== Exercise brief ==
Take the records underneath and set them down exactly.

== Data excerpts ==
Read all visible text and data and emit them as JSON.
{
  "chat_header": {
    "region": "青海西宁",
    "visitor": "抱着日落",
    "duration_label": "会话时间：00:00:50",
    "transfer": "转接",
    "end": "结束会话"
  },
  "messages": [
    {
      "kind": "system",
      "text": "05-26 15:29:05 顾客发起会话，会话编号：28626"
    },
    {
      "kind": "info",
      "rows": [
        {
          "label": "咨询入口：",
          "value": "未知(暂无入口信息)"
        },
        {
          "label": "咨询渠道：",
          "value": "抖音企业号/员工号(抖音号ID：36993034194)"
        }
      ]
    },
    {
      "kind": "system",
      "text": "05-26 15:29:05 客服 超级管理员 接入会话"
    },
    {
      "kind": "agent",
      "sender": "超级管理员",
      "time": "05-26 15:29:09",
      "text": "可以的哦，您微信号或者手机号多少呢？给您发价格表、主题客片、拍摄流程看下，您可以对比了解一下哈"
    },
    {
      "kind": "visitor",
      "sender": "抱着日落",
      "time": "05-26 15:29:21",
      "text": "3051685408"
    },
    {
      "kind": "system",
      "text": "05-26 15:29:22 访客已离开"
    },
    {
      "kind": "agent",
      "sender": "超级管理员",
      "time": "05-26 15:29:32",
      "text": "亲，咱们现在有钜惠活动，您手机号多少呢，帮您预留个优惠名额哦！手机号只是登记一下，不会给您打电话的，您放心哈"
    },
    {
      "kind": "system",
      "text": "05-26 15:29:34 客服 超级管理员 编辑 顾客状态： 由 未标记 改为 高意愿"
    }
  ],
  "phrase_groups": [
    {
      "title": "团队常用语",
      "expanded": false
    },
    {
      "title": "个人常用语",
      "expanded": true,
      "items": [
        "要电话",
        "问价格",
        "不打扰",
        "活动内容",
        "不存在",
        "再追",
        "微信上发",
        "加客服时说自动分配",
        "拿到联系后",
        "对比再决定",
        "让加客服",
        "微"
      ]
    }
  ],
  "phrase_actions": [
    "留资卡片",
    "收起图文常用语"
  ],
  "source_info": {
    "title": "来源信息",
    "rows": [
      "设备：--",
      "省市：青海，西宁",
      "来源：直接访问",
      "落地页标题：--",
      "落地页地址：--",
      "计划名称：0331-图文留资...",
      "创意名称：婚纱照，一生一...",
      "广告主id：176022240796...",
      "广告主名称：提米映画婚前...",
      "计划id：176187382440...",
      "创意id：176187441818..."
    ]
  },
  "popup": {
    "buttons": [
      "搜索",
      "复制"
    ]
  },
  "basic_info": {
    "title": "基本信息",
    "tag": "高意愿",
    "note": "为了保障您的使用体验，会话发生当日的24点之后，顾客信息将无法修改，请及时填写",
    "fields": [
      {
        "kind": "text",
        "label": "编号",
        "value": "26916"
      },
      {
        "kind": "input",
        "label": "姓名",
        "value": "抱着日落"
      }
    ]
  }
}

== Exercise result ==
Read all visible text and data and emit them as JSON.
{
  "chat_header": {
    "region": "青海西宁",
    "visitor": "抱着日落",
    "duration_label": "会话时间：00:00:50",
    "transfer": "转接",
    "end": "结束会话"
  },
  "messages": [
    {
      "kind": "system",
      "text": "05-26 15:29:05 顾客发起会话，会话编号：28626"
    },
    {
      "kind": "info",
      "rows": [
        {
          "label": "咨询入口：",
          "value": "未知(暂无入口信息)"
        },
        {
          "label": "咨询渠道：",
          "value": "抖音企业号/员工号(抖音号ID：36993034194)"
        }
      ]
    },
    {
      "kind": "system",
      "text": "05-26 15:29:05 客服 超级管理员 接入会话"
    },
    {
      "kind": "agent",
      "sender": "超级管理员",
      "time": "05-26 15:29:09",
      "text": "可以的哦，您微信号或者手机号多少呢？给您发价格表、主题客片、拍摄流程看下，您可以对比了解一下哈"
    },
    {
      "kind": "visitor",
      "sender": "抱着日落",
      "time": "05-26 15:29:21",
      "text": "3051685408"
    },
    {
      "kind": "system",
      "text": "05-26 15:29:22 访客已离开"
    },
    {
      "kind": "agent",
      "sender": "超级管理员",
      "time": "05-26 15:29:32",
      "text": "亲，咱们现在有钜惠活动，您手机号多少呢，帮您预留个优惠名额哦！手机号只是登记一下，不会给您打电话的，您放心哈"
    },
    {
      "kind": "system",
      "text": "05-26 15:29:34 客服 超级管理员 编辑 顾客状态： 由 未标记 改为 高意愿"
    }
  ],
  "phrase_groups": [
    {
      "title": "团队常用语",
      "expanded": false
    },
    {
      "title": "个人常用语",
      "expanded": true,
      "items": [
        "要电话",
        "问价格",
        "不打扰",
        "活动内容",
        "不存在",
        "再追",
        "微信上发",
        "加客服时说自动分配",
        "拿到联系后",
        "对比再决定",
        "让加客服",
        "微"
      ]
    }
  ],
  "phrase_actions": [
    "留资卡片",
    "收起图文常用语"
  ],
  "source_info": {
    "title": "来源信息",
    "rows": [
      "设备：--",
      "省市：青海，西宁",
      "来源：直接访问",
      "落地页标题：--",
      "落地页地址：--",
      "计划名称：0331-图文留资...",
      "创意名称：婚纱照，一生一...",
      "广告主id：176022240796...",
      "广告主名称：提米映画婚前...",
      "计划id：176187382440...",
      "创意id：176187441818..."
    ]
  },
  "popup": {
    "buttons": [
      "搜索",
      "复制"
    ]
  },
  "basic_info": {
    "title": "基本信息",
    "tag": "高意愿",
    "note": "为了保障您的使用体验，会话发生当日的24点之后，顾客信息将无法修改，请及时填写",
    "fields": [
      {
        "kind": "text",
        "label": "编号",
        "value": "26916"
      },
      {
        "kind": "input",
        "label": "姓名",
        "value": "抱着日落"
      }
    ]
  }
}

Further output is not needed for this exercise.